Problem details:
Below are the records. Gather each line that holds "legend".

— start Data shown —

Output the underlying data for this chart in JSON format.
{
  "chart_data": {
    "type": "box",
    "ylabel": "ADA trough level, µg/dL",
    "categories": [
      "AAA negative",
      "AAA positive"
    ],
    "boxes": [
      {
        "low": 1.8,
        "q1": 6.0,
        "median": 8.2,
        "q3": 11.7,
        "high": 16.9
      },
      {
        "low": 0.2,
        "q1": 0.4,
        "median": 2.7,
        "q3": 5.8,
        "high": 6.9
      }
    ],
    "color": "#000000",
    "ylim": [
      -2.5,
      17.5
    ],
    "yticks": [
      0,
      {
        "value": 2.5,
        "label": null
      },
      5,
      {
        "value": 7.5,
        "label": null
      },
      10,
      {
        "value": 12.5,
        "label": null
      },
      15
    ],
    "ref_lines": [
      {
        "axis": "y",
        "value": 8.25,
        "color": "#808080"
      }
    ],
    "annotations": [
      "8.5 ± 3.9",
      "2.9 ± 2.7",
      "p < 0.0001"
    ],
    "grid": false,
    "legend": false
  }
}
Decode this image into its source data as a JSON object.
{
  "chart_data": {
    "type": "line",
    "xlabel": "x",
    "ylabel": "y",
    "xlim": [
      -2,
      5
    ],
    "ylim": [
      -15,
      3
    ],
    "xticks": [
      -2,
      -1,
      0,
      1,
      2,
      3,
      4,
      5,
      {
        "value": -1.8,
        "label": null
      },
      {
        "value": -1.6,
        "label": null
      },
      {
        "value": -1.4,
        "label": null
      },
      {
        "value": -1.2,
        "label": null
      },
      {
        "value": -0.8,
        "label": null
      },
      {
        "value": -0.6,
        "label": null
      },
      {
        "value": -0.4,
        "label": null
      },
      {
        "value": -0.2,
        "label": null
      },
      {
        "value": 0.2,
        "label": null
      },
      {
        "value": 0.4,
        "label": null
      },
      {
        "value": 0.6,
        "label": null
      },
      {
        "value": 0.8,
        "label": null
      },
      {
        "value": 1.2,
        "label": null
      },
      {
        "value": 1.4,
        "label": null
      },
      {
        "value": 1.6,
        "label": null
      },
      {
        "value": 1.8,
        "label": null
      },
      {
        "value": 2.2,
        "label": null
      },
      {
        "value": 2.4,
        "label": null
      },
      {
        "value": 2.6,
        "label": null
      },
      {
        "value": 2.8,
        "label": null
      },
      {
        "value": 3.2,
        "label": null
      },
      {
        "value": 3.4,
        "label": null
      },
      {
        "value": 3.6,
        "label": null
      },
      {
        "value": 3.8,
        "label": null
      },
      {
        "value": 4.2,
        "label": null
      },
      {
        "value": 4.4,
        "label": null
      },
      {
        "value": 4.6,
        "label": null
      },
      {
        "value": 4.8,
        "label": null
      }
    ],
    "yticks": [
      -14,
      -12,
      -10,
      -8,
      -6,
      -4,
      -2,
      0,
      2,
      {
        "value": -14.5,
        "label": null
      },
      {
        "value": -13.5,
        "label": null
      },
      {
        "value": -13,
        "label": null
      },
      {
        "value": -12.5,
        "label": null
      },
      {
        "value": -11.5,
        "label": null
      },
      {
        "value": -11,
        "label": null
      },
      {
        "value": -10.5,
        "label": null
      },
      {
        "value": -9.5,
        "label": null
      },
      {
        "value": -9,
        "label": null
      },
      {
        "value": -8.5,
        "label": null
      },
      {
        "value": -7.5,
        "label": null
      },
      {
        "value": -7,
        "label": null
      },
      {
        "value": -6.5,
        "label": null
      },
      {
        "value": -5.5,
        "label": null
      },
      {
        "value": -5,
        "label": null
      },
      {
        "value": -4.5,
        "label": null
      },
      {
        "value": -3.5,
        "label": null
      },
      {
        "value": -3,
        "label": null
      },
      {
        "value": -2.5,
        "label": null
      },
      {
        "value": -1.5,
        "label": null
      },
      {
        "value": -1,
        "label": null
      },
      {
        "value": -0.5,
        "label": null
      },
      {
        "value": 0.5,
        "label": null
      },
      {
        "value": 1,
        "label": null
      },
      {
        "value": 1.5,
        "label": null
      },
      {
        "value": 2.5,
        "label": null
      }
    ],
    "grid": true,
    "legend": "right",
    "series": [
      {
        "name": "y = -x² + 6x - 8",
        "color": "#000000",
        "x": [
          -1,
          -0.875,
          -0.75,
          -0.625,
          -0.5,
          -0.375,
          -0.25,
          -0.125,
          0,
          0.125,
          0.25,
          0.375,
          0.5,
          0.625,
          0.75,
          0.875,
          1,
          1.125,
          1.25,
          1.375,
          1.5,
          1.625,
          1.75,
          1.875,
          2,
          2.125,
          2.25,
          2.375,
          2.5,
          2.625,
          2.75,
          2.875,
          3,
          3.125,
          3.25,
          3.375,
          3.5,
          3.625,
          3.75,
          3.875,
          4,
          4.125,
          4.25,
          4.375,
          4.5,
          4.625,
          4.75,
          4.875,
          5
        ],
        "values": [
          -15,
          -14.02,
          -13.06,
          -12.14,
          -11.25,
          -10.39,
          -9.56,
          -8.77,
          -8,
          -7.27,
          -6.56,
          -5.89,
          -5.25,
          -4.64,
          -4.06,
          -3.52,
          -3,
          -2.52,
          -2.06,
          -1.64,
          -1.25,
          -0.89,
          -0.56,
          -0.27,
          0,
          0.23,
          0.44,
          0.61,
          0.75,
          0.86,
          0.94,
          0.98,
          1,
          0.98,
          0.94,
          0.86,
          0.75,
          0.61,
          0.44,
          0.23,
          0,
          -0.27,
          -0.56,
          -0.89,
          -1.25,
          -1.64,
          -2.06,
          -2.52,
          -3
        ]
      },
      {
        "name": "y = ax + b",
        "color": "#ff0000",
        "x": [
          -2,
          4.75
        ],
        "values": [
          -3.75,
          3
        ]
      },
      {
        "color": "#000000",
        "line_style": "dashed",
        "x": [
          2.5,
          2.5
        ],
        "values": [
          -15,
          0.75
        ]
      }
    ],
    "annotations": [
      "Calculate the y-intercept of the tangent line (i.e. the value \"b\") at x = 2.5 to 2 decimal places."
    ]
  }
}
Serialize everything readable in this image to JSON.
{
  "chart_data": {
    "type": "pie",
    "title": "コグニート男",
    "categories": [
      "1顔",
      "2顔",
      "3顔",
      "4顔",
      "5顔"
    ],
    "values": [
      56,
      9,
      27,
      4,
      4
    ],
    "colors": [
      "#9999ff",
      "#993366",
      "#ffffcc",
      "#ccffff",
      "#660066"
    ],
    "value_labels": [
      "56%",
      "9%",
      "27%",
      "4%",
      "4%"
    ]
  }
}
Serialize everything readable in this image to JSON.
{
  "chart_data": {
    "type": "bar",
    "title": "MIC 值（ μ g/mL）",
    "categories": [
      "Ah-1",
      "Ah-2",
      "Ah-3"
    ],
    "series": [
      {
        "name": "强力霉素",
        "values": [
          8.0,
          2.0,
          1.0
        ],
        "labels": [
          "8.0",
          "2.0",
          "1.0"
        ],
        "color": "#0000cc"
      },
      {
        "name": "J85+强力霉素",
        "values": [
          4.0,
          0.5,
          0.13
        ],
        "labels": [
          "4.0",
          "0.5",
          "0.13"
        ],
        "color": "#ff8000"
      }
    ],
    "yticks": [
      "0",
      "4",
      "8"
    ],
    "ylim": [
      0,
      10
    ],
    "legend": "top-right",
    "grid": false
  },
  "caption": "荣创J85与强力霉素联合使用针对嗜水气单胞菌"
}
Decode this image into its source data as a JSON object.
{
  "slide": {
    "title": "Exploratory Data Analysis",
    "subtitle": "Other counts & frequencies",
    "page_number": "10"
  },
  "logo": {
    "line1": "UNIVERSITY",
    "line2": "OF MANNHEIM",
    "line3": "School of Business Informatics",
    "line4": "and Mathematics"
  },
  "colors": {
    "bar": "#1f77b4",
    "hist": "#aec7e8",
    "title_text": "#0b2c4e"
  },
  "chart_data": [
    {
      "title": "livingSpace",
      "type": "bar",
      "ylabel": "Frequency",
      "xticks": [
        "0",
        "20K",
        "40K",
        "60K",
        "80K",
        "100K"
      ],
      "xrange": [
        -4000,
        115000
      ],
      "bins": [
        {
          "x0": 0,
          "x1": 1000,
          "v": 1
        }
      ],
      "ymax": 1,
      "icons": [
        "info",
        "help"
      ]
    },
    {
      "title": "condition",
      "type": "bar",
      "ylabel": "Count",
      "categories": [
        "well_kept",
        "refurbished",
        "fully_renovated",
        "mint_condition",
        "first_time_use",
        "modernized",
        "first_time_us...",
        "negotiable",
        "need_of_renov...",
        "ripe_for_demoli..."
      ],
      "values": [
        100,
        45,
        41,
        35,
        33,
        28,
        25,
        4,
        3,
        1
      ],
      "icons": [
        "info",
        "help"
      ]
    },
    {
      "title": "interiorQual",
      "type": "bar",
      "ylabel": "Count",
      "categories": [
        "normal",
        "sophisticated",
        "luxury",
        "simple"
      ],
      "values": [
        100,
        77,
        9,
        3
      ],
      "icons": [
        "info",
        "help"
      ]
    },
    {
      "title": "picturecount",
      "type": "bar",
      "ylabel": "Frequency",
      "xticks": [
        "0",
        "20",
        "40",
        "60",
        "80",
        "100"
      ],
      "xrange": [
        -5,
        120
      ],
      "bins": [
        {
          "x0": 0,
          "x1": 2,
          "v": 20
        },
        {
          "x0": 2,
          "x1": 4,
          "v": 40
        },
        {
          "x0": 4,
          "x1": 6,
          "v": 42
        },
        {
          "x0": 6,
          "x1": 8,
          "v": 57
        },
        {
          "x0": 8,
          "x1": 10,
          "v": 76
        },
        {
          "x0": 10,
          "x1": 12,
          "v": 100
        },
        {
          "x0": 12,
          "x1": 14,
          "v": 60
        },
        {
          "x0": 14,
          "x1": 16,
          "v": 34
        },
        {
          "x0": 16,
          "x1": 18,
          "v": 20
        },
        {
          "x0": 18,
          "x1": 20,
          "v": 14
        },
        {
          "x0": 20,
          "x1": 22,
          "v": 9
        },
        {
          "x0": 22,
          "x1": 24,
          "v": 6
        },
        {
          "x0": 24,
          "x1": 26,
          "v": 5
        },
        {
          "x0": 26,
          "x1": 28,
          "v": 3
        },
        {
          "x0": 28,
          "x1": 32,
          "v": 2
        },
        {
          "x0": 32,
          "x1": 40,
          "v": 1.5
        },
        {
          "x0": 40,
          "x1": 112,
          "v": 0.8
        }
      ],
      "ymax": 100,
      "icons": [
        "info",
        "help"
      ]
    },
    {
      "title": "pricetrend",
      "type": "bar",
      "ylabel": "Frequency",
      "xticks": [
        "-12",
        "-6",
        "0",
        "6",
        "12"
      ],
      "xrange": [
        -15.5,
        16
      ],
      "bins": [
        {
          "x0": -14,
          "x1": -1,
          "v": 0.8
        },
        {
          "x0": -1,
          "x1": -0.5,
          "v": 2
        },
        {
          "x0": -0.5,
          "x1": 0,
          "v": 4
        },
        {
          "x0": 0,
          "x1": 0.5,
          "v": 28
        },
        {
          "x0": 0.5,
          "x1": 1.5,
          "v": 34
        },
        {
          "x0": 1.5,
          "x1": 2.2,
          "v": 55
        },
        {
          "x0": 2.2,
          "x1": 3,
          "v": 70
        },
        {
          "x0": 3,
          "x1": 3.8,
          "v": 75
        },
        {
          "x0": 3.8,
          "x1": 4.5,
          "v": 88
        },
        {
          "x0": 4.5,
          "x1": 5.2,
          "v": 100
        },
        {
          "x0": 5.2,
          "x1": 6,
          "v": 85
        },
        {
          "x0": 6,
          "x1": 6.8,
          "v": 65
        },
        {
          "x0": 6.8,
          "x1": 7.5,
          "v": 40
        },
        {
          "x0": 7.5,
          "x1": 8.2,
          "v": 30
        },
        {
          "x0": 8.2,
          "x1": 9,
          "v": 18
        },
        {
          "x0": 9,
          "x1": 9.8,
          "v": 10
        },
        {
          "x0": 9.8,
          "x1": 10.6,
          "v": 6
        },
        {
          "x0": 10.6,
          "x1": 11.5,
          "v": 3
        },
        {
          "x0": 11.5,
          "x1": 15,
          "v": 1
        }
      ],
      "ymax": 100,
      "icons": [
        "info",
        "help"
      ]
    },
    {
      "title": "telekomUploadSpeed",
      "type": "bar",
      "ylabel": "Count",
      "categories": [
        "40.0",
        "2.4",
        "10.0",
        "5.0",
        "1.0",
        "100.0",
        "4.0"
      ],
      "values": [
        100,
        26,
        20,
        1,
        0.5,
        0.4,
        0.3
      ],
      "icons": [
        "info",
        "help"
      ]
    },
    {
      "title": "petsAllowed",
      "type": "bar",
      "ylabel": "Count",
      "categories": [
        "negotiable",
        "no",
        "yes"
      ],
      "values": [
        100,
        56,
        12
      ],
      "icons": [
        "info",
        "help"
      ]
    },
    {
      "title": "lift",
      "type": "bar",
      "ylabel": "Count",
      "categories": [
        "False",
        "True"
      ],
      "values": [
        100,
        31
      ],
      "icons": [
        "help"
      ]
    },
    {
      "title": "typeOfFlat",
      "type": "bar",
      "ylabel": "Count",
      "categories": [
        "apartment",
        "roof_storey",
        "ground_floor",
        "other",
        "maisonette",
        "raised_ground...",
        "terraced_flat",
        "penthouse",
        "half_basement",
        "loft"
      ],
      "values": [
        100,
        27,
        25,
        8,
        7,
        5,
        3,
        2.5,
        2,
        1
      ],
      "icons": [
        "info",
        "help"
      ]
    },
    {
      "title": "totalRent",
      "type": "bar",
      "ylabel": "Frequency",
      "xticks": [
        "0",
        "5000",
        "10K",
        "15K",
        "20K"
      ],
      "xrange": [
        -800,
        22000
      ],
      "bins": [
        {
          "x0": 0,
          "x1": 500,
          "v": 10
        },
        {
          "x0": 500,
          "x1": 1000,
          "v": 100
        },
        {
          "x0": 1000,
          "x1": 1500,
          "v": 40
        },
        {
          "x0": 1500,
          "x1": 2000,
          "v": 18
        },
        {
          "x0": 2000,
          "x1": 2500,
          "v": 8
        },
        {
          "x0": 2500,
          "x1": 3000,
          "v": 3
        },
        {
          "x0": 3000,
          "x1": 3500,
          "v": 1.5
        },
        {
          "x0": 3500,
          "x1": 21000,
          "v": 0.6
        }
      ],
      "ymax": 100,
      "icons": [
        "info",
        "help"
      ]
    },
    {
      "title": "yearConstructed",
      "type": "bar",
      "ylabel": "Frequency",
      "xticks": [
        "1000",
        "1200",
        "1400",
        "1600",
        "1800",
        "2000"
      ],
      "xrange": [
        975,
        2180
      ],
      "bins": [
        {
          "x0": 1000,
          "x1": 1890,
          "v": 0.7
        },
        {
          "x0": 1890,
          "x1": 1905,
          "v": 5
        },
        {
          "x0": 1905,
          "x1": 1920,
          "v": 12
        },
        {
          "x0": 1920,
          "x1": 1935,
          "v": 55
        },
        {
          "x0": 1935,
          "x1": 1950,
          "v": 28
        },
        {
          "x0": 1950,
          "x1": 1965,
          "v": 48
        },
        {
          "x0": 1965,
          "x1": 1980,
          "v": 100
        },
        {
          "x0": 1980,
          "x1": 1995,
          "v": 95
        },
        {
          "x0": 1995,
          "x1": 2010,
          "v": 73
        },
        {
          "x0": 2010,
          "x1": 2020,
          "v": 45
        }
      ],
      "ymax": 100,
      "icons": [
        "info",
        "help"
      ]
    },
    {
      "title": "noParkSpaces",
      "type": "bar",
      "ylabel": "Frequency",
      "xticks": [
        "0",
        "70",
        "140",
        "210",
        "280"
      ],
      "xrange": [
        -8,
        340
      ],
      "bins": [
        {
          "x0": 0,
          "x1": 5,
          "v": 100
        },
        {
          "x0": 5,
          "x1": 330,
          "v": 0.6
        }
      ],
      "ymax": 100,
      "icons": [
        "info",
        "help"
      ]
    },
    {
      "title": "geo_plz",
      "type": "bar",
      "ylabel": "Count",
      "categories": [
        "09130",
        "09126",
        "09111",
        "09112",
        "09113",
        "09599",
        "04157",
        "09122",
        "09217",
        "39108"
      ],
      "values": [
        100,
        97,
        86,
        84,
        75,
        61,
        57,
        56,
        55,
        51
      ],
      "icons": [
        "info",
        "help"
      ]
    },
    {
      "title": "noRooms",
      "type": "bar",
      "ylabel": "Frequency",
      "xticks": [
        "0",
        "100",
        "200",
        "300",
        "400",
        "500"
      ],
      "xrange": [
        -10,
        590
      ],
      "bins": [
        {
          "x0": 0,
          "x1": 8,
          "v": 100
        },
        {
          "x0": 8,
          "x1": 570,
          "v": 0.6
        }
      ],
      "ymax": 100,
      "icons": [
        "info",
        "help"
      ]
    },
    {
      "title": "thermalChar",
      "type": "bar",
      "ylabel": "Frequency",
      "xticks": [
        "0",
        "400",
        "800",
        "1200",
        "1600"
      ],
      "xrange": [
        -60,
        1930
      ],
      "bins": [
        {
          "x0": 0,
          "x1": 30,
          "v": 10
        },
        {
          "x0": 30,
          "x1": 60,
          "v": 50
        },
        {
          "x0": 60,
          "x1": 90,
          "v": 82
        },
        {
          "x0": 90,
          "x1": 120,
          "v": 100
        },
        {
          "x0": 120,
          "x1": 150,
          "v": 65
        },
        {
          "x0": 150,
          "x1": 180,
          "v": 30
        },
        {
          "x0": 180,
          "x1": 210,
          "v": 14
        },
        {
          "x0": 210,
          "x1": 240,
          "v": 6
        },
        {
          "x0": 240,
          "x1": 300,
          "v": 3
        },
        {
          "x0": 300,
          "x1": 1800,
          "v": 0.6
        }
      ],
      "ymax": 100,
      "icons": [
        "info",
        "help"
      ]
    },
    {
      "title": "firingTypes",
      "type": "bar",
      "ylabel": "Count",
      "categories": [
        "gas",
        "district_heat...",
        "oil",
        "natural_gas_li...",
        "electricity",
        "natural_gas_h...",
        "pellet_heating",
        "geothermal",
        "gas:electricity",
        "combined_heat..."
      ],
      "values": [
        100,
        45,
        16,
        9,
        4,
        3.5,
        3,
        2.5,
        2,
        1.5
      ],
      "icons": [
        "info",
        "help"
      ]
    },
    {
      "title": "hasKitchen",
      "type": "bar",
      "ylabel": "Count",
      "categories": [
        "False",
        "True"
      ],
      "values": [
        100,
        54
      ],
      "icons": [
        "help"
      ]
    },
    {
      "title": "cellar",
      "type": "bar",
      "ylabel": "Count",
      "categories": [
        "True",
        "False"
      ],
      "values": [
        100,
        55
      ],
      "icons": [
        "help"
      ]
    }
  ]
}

— end Data shown —

Output:
    "legend": false
    "legend": "right",
    "legend": "top-right",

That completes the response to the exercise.